#### INSTRUCTIONS FOR THE TASK:
Find and copy each line of the records where the string "JSON" shows up.

#### DATASET ENTRIES:
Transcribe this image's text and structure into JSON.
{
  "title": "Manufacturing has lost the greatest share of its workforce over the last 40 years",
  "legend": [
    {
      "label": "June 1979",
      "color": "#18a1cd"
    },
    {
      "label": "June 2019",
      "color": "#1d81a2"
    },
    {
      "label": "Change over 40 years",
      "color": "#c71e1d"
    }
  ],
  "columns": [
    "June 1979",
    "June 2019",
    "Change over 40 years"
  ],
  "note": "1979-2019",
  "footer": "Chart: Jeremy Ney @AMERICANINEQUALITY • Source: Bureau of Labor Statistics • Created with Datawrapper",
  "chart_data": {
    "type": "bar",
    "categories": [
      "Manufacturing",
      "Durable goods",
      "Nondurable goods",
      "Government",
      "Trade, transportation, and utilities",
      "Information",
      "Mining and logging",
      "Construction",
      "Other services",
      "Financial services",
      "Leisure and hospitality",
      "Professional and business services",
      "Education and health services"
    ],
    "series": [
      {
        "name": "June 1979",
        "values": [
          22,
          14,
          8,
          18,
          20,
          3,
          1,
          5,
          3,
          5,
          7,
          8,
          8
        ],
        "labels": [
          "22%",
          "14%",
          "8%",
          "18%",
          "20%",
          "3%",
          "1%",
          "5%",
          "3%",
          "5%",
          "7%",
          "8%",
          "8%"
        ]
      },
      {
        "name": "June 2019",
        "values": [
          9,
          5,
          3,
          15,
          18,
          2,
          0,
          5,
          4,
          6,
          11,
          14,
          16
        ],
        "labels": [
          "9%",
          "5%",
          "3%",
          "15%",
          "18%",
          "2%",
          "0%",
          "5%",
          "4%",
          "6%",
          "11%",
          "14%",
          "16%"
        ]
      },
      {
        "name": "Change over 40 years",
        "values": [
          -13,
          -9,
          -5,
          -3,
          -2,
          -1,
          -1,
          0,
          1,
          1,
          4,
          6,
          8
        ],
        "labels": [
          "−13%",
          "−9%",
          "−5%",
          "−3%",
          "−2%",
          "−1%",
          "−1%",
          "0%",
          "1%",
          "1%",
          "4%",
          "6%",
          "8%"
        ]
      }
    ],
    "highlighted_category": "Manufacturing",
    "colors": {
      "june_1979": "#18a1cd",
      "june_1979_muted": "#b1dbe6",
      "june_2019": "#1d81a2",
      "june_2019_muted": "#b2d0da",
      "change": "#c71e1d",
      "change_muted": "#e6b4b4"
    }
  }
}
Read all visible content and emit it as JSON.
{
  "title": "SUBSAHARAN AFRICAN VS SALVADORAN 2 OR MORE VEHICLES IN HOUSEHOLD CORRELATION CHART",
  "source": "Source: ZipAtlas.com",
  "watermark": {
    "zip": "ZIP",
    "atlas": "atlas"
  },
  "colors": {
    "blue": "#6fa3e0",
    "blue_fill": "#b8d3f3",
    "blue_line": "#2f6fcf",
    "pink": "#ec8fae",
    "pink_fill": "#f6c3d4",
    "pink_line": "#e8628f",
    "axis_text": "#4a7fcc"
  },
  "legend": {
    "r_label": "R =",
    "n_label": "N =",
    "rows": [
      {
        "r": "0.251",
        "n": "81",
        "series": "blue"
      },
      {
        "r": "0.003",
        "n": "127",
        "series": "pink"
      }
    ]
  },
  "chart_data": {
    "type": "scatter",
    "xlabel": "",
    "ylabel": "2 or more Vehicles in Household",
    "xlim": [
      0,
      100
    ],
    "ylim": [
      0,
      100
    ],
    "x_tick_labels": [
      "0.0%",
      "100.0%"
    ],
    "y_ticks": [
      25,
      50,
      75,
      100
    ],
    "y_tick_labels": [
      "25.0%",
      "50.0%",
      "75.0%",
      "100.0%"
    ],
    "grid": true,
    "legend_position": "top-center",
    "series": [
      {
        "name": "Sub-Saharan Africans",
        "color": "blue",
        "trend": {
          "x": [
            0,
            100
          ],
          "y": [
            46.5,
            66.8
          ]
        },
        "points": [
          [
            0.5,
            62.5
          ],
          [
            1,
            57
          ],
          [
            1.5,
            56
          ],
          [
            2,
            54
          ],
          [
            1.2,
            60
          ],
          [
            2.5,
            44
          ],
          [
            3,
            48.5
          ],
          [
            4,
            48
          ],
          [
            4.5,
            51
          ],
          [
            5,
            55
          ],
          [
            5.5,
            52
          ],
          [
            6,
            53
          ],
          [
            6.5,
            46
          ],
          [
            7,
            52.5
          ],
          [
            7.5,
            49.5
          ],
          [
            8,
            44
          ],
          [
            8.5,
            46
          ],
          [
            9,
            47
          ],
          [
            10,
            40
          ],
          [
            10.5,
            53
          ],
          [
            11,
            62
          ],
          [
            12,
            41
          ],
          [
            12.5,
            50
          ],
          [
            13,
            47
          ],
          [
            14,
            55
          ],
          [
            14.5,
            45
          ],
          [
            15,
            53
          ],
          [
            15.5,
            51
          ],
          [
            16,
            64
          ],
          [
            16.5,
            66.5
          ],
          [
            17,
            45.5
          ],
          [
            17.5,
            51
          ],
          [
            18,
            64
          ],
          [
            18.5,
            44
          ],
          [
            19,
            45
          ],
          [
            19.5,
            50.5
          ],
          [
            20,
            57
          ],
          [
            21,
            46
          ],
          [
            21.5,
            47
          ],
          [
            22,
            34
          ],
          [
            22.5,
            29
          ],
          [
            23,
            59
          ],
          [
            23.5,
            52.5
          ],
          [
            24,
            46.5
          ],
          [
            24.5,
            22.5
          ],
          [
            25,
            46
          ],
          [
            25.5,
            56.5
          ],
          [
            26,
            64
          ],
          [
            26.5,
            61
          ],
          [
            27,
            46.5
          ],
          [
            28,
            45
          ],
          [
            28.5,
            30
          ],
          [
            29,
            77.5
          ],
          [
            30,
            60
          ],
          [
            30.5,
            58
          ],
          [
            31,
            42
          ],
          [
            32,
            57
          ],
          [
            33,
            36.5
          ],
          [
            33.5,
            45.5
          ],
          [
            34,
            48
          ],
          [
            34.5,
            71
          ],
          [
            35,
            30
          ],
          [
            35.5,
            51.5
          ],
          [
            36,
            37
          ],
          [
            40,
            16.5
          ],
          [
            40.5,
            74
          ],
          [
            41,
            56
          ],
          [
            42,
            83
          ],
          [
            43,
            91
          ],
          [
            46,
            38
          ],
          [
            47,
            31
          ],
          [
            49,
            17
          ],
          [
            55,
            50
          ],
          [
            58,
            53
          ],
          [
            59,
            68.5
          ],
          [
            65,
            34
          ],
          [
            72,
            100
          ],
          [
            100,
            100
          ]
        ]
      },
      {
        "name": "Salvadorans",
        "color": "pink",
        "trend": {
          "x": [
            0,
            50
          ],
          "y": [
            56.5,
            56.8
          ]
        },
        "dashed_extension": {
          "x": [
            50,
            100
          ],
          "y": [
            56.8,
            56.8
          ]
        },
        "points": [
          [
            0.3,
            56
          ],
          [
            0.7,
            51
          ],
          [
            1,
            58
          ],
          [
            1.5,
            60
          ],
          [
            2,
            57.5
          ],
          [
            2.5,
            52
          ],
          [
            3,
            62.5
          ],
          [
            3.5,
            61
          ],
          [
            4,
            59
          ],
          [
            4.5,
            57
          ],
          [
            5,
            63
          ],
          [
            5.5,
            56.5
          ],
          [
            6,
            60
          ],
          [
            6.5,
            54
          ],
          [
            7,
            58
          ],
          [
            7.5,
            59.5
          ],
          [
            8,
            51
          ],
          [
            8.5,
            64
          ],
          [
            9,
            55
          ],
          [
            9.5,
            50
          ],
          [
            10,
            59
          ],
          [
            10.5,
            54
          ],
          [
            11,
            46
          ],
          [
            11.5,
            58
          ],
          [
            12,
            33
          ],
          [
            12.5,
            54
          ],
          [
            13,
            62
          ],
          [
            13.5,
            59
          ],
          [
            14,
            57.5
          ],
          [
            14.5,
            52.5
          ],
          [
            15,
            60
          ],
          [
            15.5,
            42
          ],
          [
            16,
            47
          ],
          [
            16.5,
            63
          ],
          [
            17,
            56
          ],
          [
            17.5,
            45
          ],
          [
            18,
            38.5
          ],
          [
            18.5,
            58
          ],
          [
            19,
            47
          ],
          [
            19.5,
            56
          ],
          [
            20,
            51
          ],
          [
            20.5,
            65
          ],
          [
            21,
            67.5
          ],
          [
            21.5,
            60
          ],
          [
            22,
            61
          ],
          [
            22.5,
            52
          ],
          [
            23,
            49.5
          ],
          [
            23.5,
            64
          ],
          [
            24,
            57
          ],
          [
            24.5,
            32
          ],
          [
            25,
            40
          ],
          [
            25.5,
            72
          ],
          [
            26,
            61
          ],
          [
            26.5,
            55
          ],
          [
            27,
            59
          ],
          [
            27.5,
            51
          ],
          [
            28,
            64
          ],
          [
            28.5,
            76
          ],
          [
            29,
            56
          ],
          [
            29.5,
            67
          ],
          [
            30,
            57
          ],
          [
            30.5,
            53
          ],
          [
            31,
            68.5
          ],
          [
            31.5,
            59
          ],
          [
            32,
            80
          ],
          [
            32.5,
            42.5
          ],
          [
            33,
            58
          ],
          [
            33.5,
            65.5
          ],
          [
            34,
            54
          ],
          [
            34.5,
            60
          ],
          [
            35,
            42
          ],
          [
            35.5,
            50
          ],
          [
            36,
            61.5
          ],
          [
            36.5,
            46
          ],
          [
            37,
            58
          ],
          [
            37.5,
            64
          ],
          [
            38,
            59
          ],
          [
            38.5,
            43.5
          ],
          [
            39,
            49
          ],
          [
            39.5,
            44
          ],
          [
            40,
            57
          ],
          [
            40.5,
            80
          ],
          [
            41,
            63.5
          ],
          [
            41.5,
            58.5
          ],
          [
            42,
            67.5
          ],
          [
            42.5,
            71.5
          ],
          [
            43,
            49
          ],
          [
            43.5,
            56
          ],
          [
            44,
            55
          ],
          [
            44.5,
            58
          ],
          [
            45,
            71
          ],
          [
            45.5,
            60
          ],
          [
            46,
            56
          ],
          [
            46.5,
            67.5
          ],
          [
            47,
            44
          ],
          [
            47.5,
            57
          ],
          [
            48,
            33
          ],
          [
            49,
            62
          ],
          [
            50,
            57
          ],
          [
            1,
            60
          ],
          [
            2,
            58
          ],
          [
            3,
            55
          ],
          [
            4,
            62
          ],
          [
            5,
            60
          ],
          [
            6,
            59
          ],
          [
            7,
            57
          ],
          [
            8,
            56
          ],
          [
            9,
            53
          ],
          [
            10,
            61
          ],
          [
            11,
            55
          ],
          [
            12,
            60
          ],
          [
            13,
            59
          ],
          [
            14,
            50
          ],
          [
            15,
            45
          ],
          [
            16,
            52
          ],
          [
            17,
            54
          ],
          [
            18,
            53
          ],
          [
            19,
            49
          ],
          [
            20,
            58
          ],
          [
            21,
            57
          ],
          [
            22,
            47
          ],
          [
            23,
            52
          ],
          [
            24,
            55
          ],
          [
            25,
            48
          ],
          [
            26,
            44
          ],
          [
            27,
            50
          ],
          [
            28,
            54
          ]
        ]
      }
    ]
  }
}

#### EXERCISE OUTPUT:
Transcribe this image's text and structure into JSON.
Read all visible content and emit it as JSON.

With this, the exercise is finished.